Please report every line from the material that contains the word "levand".

**EXERCISE INPUT:**
/---
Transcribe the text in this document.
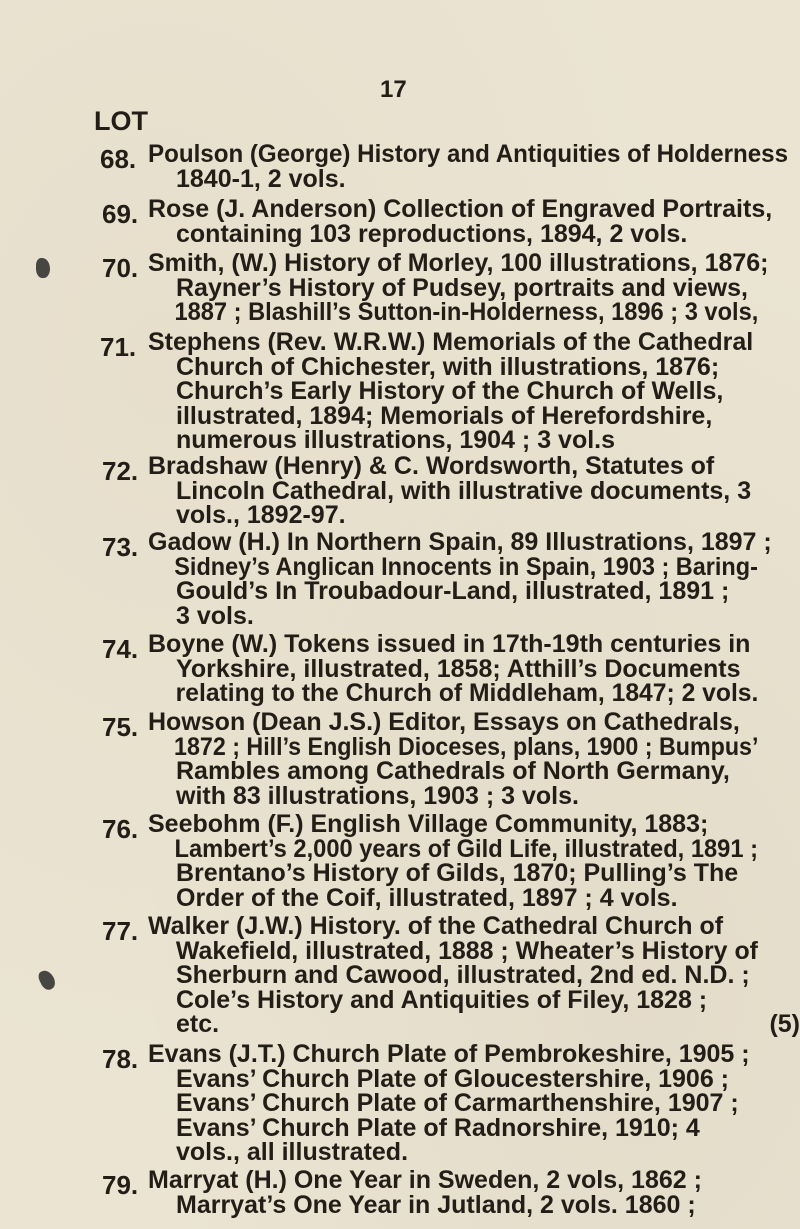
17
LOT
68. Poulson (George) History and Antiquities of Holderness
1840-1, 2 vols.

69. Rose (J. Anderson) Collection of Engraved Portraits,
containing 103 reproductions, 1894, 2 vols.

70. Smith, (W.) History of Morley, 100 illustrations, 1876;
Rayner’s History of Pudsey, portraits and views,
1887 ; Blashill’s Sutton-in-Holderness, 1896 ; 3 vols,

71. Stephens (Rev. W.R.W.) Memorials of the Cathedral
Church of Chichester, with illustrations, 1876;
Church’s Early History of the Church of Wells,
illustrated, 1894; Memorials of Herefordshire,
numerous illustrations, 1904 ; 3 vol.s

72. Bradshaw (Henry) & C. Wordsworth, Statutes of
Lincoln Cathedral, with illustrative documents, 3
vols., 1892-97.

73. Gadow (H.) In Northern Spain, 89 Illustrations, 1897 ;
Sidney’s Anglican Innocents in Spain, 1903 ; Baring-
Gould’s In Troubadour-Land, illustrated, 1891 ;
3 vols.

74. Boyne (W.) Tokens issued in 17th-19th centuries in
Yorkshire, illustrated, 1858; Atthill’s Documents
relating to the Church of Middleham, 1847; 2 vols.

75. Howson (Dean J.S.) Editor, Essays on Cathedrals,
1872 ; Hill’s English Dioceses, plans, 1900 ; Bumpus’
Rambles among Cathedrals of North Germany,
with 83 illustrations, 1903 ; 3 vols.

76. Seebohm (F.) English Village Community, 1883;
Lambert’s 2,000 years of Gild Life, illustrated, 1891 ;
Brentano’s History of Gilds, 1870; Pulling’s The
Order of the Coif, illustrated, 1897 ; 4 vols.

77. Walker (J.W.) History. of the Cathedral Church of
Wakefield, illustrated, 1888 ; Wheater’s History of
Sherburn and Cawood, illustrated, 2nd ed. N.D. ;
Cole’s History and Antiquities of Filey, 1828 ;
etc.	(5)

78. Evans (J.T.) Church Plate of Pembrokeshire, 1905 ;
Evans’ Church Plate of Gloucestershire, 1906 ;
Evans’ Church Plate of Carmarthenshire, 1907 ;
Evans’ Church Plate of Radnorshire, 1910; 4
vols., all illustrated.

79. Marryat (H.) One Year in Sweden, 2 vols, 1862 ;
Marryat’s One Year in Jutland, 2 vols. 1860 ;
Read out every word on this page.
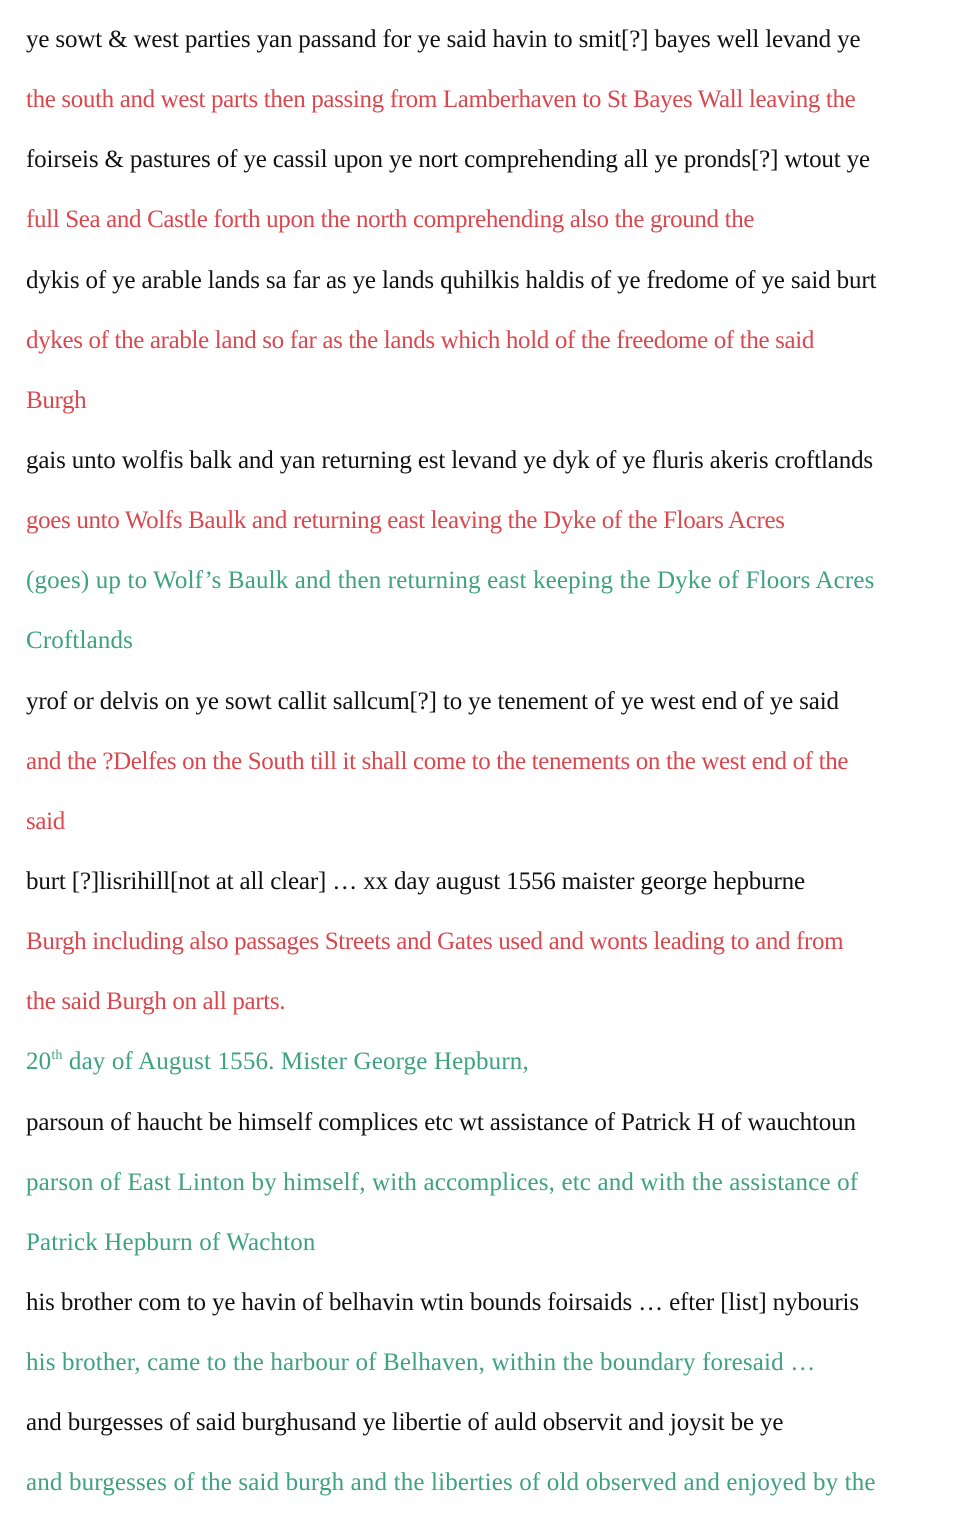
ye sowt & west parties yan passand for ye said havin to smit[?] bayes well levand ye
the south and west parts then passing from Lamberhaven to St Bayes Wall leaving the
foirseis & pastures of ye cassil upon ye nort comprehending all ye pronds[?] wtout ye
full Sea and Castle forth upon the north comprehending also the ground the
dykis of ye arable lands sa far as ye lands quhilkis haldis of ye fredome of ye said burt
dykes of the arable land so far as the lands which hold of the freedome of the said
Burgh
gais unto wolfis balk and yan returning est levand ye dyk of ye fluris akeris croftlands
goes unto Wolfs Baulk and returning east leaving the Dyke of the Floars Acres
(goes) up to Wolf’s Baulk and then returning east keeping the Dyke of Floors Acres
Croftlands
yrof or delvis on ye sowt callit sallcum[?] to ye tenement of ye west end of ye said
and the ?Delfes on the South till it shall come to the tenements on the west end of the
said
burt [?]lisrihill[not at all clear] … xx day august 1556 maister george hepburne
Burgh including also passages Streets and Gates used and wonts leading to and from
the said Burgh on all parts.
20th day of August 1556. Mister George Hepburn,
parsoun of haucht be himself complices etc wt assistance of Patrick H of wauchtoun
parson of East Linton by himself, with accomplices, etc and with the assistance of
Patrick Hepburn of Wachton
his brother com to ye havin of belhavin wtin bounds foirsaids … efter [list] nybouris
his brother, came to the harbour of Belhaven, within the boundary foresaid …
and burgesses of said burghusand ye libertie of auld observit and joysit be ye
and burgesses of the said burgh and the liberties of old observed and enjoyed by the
\---
/---
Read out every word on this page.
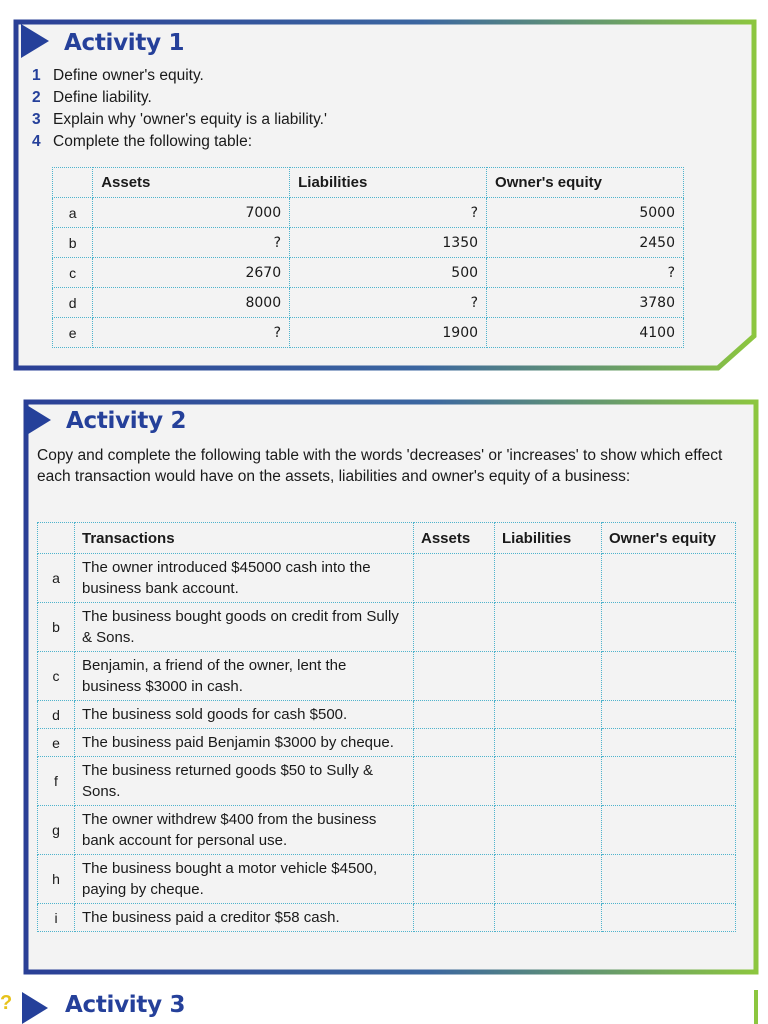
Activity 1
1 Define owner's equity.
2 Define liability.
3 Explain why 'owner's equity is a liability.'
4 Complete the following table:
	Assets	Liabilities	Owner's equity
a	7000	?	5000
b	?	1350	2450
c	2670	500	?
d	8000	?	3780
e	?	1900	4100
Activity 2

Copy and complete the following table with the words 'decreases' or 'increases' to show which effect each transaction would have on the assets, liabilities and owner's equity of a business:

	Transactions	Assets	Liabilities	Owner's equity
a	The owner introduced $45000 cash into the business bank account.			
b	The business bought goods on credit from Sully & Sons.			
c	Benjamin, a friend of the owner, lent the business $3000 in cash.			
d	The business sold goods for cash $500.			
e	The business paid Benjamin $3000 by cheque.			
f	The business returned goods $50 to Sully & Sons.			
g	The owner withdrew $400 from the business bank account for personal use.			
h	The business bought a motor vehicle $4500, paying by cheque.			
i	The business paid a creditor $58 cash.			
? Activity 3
\---
**FINISHED ANSWER:**
ye sowt & west parties yan passand for ye said havin to smit[?] bayes well levand ye
gais unto wolfis balk and yan returning est levand ye dyk of ye fluris akeris croftlands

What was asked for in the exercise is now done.